* start ENTRIES SUPPLIED *

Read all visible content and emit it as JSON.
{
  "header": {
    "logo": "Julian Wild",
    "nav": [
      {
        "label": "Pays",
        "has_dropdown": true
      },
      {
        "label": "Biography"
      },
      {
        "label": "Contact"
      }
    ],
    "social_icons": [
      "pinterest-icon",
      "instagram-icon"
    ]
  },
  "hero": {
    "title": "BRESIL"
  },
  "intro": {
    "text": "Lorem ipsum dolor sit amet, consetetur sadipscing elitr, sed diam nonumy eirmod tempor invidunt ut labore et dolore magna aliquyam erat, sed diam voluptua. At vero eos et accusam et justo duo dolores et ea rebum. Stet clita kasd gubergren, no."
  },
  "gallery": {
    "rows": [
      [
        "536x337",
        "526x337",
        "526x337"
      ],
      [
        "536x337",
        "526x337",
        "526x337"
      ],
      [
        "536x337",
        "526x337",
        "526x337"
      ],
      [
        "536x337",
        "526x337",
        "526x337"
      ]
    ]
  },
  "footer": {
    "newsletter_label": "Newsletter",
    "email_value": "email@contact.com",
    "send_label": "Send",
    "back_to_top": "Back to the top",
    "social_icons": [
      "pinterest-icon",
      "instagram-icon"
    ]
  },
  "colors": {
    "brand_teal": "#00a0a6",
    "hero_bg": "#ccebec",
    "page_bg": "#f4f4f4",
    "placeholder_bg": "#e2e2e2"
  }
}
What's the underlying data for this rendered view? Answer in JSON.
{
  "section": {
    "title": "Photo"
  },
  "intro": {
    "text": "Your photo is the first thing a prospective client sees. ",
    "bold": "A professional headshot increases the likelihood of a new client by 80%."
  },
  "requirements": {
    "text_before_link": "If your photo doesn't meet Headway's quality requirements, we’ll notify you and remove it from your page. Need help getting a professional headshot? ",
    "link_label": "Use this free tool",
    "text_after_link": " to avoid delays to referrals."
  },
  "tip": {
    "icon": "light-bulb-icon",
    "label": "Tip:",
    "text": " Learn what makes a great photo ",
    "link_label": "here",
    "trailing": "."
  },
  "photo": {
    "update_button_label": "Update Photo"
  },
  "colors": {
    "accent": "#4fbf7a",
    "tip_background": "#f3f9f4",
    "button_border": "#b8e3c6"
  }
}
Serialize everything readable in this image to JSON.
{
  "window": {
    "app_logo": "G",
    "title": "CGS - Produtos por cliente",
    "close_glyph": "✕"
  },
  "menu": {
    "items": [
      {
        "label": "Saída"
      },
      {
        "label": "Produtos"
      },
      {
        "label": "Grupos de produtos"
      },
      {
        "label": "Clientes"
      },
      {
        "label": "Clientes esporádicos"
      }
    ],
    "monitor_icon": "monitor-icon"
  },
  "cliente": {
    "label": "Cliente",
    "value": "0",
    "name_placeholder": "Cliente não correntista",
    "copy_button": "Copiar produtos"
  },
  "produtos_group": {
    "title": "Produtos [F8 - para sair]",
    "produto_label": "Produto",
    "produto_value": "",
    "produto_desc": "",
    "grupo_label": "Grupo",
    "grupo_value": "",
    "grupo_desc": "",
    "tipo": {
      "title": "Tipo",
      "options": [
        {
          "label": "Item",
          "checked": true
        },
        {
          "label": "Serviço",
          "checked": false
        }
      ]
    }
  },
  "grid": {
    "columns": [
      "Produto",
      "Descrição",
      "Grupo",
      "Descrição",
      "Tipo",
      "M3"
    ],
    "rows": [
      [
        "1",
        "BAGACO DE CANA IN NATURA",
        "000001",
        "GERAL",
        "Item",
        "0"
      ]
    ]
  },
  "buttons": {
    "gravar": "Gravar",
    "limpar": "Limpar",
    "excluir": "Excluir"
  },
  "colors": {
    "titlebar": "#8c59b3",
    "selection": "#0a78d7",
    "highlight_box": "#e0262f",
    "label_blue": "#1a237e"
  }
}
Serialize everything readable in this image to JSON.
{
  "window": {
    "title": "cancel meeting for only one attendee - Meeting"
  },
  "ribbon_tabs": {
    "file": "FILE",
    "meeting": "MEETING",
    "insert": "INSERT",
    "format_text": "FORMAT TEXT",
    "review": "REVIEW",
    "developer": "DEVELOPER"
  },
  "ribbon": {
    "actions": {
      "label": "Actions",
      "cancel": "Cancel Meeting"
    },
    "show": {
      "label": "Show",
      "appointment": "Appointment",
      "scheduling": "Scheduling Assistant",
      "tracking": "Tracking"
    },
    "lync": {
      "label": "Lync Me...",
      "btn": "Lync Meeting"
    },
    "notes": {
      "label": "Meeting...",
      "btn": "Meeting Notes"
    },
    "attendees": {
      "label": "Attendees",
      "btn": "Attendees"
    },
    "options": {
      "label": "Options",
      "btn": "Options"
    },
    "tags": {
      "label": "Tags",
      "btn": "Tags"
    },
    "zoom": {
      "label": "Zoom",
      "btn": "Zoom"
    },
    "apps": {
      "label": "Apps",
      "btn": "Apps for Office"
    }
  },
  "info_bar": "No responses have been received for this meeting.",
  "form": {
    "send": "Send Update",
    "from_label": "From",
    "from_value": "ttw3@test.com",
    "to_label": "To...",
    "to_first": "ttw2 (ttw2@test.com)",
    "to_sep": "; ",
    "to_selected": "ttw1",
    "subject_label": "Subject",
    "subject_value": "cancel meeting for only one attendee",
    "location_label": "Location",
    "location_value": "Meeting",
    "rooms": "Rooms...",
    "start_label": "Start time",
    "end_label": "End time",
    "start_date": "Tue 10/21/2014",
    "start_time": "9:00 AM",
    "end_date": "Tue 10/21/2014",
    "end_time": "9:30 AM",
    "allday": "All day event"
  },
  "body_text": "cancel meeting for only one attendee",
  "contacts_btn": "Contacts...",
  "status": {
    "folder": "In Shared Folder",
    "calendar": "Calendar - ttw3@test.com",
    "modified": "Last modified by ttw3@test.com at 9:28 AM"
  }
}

* end ENTRIES SUPPLIED *

:: SET TASK ::
Copy out every line in the entries above that holds "Clientes".

:: TASK RESULT ::
        "label": "Clientes"
        "label": "Clientes esporádicos"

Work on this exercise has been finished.